Saved entries
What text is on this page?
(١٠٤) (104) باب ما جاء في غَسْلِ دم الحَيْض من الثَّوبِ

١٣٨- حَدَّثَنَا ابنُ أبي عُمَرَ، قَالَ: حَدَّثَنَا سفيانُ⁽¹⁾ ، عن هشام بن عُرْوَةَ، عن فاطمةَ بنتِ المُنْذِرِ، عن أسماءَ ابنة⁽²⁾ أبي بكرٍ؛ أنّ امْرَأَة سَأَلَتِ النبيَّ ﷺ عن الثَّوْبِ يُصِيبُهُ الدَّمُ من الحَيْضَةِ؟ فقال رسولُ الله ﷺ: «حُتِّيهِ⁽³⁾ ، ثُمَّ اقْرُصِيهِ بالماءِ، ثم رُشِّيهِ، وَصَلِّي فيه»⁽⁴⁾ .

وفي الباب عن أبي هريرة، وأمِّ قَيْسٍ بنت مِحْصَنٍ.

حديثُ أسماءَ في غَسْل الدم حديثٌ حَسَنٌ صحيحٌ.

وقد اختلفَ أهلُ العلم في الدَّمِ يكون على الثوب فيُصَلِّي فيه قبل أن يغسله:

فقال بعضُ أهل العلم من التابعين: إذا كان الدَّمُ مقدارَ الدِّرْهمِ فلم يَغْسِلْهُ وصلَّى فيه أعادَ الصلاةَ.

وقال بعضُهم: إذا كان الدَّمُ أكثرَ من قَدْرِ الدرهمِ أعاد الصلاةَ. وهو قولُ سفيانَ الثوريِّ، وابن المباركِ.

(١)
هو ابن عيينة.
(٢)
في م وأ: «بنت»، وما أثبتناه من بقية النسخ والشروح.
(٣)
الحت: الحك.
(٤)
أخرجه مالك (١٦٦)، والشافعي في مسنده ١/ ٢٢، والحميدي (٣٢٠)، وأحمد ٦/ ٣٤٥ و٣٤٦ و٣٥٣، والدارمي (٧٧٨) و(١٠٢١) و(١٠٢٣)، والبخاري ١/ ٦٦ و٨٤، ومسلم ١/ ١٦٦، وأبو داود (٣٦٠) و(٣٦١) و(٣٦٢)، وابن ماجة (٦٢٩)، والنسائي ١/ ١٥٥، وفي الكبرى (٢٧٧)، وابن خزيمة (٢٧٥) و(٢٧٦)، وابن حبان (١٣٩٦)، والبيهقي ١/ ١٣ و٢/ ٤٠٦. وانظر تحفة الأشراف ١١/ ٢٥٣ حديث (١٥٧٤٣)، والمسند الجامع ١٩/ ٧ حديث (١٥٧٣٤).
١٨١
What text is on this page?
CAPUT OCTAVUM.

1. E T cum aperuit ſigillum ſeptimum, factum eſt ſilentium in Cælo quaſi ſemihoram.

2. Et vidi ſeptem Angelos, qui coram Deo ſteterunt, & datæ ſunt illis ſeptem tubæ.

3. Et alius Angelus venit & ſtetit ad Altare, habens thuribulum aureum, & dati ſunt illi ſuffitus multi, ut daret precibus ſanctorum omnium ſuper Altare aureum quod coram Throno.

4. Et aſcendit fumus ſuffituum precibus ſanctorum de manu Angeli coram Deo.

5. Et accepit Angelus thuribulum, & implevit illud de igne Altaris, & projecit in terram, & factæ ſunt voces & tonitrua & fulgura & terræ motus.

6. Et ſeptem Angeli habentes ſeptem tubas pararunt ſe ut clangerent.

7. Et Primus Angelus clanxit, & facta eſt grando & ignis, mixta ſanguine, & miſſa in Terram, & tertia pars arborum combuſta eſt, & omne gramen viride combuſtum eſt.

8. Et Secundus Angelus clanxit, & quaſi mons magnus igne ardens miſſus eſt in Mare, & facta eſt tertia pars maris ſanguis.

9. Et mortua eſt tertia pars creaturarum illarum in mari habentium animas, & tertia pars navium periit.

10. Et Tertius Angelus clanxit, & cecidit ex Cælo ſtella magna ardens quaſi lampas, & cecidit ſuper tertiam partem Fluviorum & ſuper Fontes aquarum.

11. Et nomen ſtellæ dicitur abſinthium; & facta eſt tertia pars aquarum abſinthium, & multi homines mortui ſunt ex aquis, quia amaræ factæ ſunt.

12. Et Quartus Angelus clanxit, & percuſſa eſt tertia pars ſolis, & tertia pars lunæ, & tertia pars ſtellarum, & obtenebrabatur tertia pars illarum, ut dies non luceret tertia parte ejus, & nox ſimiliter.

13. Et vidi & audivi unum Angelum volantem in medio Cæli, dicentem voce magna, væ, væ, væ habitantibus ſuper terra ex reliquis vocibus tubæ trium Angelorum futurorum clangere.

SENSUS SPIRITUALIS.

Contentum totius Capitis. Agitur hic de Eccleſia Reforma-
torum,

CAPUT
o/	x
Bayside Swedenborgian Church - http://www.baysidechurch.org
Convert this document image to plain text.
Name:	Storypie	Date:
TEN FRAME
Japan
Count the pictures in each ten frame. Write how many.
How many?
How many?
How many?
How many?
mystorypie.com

[TASK BRIEF]
Restate each record exactly as written.

[RESULT OF THE TASK]
What text is on this page?
(١٠٤) (104) باب ما جاء في غَسْلِ دم الحَيْض من الثَّوبِ

١٣٨- حَدَّثَنَا ابنُ أبي عُمَرَ، قَالَ: حَدَّثَنَا سفيانُ⁽¹⁾ ، عن هشام بن عُرْوَةَ، عن فاطمةَ بنتِ المُنْذِرِ، عن أسماءَ ابنة⁽²⁾ أبي بكرٍ؛ أنّ امْرَأَة سَأَلَتِ النبيَّ ﷺ عن الثَّوْبِ يُصِيبُهُ الدَّمُ من الحَيْضَةِ؟ فقال رسولُ الله ﷺ: «حُتِّيهِ⁽³⁾ ، ثُمَّ اقْرُصِيهِ بالماءِ، ثم رُشِّيهِ، وَصَلِّي فيه»⁽⁴⁾ .

وفي الباب عن أبي هريرة، وأمِّ قَيْسٍ بنت مِحْصَنٍ.

حديثُ أسماءَ في غَسْل الدم حديثٌ حَسَنٌ صحيحٌ.

وقد اختلفَ أهلُ العلم في الدَّمِ يكون على الثوب فيُصَلِّي فيه قبل أن يغسله:

فقال بعضُ أهل العلم من التابعين: إذا كان الدَّمُ مقدارَ الدِّرْهمِ فلم يَغْسِلْهُ وصلَّى فيه أعادَ الصلاةَ.

وقال بعضُهم: إذا كان الدَّمُ أكثرَ من قَدْرِ الدرهمِ أعاد الصلاةَ. وهو قولُ سفيانَ الثوريِّ، وابن المباركِ.

(١)
هو ابن عيينة.
(٢)
في م وأ: «بنت»، وما أثبتناه من بقية النسخ والشروح.
(٣)
الحت: الحك.
(٤)
أخرجه مالك (١٦٦)، والشافعي في مسنده ١/ ٢٢، والحميدي (٣٢٠)، وأحمد ٦/ ٣٤٥ و٣٤٦ و٣٥٣، والدارمي (٧٧٨) و(١٠٢١) و(١٠٢٣)، والبخاري ١/ ٦٦ و٨٤، ومسلم ١/ ١٦٦، وأبو داود (٣٦٠) و(٣٦١) و(٣٦٢)، وابن ماجة (٦٢٩)، والنسائي ١/ ١٥٥، وفي الكبرى (٢٧٧)، وابن خزيمة (٢٧٥) و(٢٧٦)، وابن حبان (١٣٩٦)، والبيهقي ١/ ١٣ و٢/ ٤٠٦. وانظر تحفة الأشراف ١١/ ٢٥٣ حديث (١٥٧٤٣)، والمسند الجامع ١٩/ ٧ حديث (١٥٧٣٤).
١٨١
What text is on this page?
CAPUT OCTAVUM.

1. E T cum aperuit ſigillum ſeptimum, factum eſt ſilentium in Cælo quaſi ſemihoram.

2. Et vidi ſeptem Angelos, qui coram Deo ſteterunt, & datæ ſunt illis ſeptem tubæ.

3. Et alius Angelus venit & ſtetit ad Altare, habens thuribulum aureum, & dati ſunt illi ſuffitus multi, ut daret precibus ſanctorum omnium ſuper Altare aureum quod coram Throno.

4. Et aſcendit fumus ſuffituum precibus ſanctorum de manu Angeli coram Deo.

5. Et accepit Angelus thuribulum, & implevit illud de igne Altaris, & projecit in terram, & factæ ſunt voces & tonitrua & fulgura & terræ motus.

6. Et ſeptem Angeli habentes ſeptem tubas pararunt ſe ut clangerent.

7. Et Primus Angelus clanxit, & facta eſt grando & ignis, mixta ſanguine, & miſſa in Terram, & tertia pars arborum combuſta eſt, & omne gramen viride combuſtum eſt.

8. Et Secundus Angelus clanxit, & quaſi mons magnus igne ardens miſſus eſt in Mare, & facta eſt tertia pars maris ſanguis.

9. Et mortua eſt tertia pars creaturarum illarum in mari habentium animas, & tertia pars navium periit.

10. Et Tertius Angelus clanxit, & cecidit ex Cælo ſtella magna ardens quaſi lampas, & cecidit ſuper tertiam partem Fluviorum & ſuper Fontes aquarum.

11. Et nomen ſtellæ dicitur abſinthium; & facta eſt tertia pars aquarum abſinthium, & multi homines mortui ſunt ex aquis, quia amaræ factæ ſunt.

12. Et Quartus Angelus clanxit, & percuſſa eſt tertia pars ſolis, & tertia pars lunæ, & tertia pars ſtellarum, & obtenebrabatur tertia pars illarum, ut dies non luceret tertia parte ejus, & nox ſimiliter.

13. Et vidi & audivi unum Angelum volantem in medio Cæli, dicentem voce magna, væ, væ, væ habitantibus ſuper terra ex reliquis vocibus tubæ trium Angelorum futurorum clangere.

SENSUS SPIRITUALIS.

Contentum totius Capitis. Agitur hic de Eccleſia Reforma-
torum,

CAPUT
o/	x
Bayside Swedenborgian Church - http://www.baysidechurch.org
Convert this document image to plain text.
Name:	Storypie	Date:
TEN FRAME
Japan
Count the pictures in each ten frame. Write how many.
How many?
How many?
How many?
How many?
mystorypie.com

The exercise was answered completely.